WHAT NEEDS TO BE DONE: Would you transcribe the whole listing exactly, minus its pictures?

DATASET CONTENT:
================================

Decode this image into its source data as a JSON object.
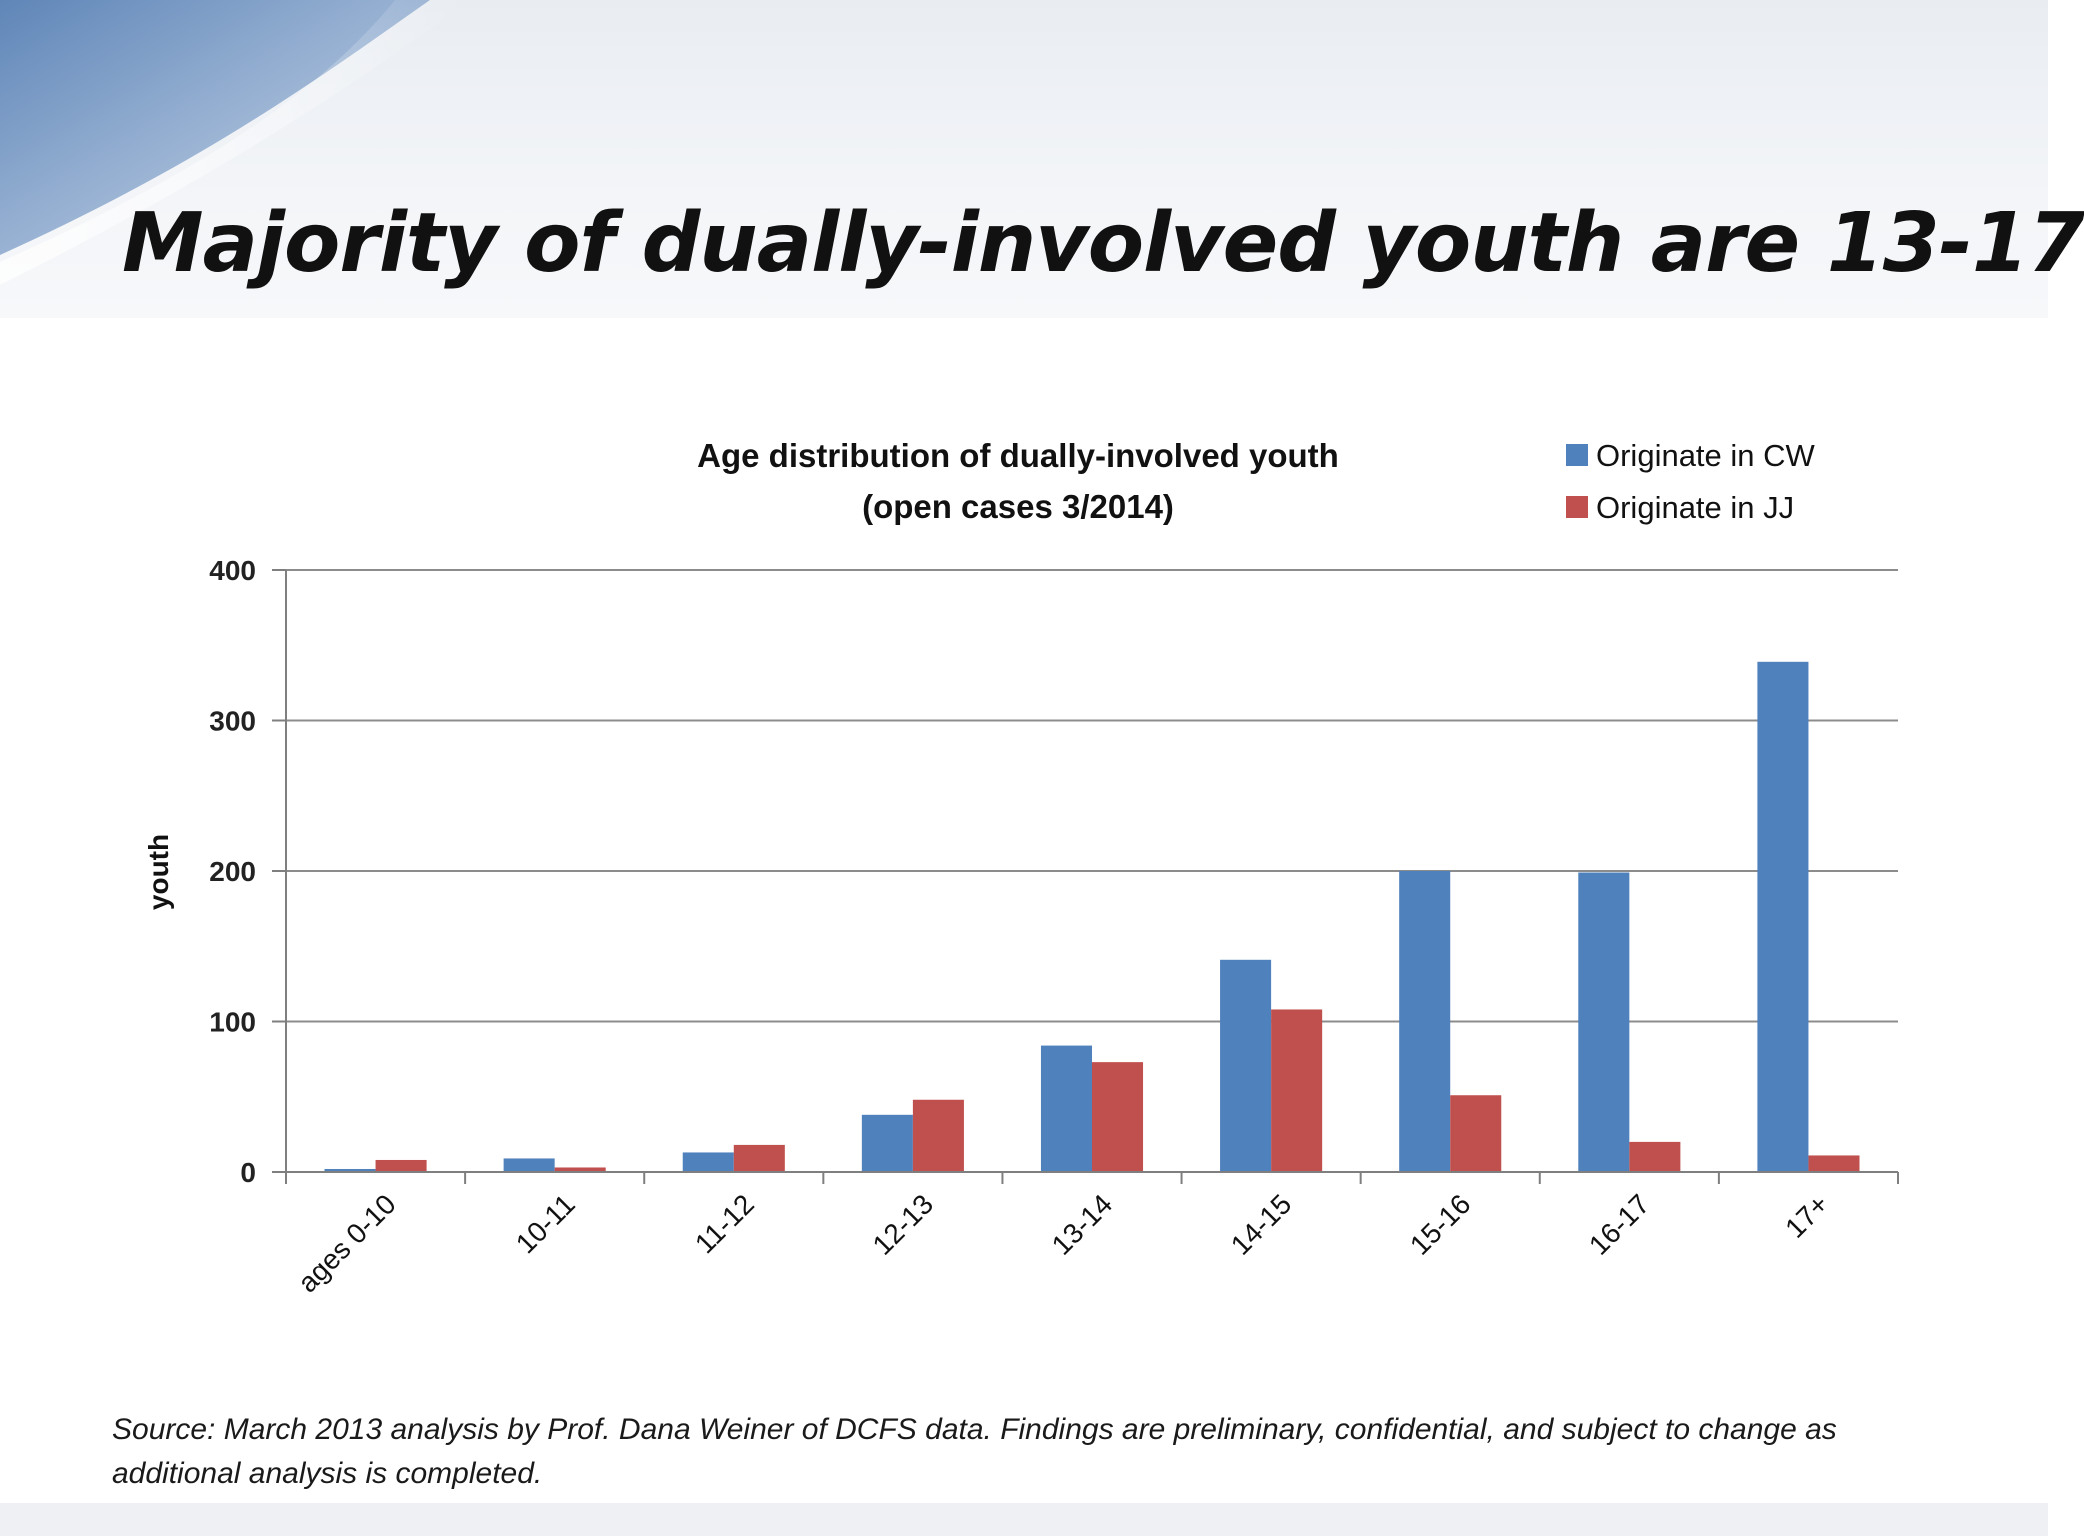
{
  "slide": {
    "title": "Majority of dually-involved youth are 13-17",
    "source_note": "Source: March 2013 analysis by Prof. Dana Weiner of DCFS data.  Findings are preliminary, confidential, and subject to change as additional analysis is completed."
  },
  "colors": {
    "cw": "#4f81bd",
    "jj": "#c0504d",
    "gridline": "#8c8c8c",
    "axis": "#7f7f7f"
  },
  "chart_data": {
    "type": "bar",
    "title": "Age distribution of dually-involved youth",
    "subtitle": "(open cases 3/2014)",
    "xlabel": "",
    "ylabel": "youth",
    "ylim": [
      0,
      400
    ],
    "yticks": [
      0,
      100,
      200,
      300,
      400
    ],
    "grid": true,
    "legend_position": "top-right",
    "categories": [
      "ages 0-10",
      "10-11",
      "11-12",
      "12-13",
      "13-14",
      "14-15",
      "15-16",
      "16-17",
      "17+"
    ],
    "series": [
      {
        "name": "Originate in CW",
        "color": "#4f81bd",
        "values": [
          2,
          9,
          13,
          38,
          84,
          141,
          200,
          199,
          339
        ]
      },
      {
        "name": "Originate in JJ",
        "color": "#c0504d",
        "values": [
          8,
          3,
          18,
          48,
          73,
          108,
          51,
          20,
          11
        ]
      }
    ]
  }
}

================================

FULL SOLUTION:
Decode this image into its source data as a JSON object.
{
  "slide": {
    "title": "Majority of dually-involved youth are 13-17",
    "source_note": "Source: March 2013 analysis by Prof. Dana Weiner of DCFS data.  Findings are preliminary, confidential, and subject to change as additional analysis is completed."
  },
  "colors": {
    "cw": "#4f81bd",
    "jj": "#c0504d",
    "gridline": "#8c8c8c",
    "axis": "#7f7f7f"
  },
  "chart_data": {
    "type": "bar",
    "title": "Age distribution of dually-involved youth",
    "subtitle": "(open cases 3/2014)",
    "xlabel": "",
    "ylabel": "youth",
    "ylim": [
      0,
      400
    ],
    "yticks": [
      0,
      100,
      200,
      300,
      400
    ],
    "grid": true,
    "legend_position": "top-right",
    "categories": [
      "ages 0-10",
      "10-11",
      "11-12",
      "12-13",
      "13-14",
      "14-15",
      "15-16",
      "16-17",
      "17+"
    ],
    "series": [
      {
        "name": "Originate in CW",
        "color": "#4f81bd",
        "values": [
          2,
          9,
          13,
          38,
          84,
          141,
          200,
          199,
          339
        ]
      },
      {
        "name": "Originate in JJ",
        "color": "#c0504d",
        "values": [
          8,
          3,
          18,
          48,
          73,
          108,
          51,
          20,
          11
        ]
      }
    ]
  }
}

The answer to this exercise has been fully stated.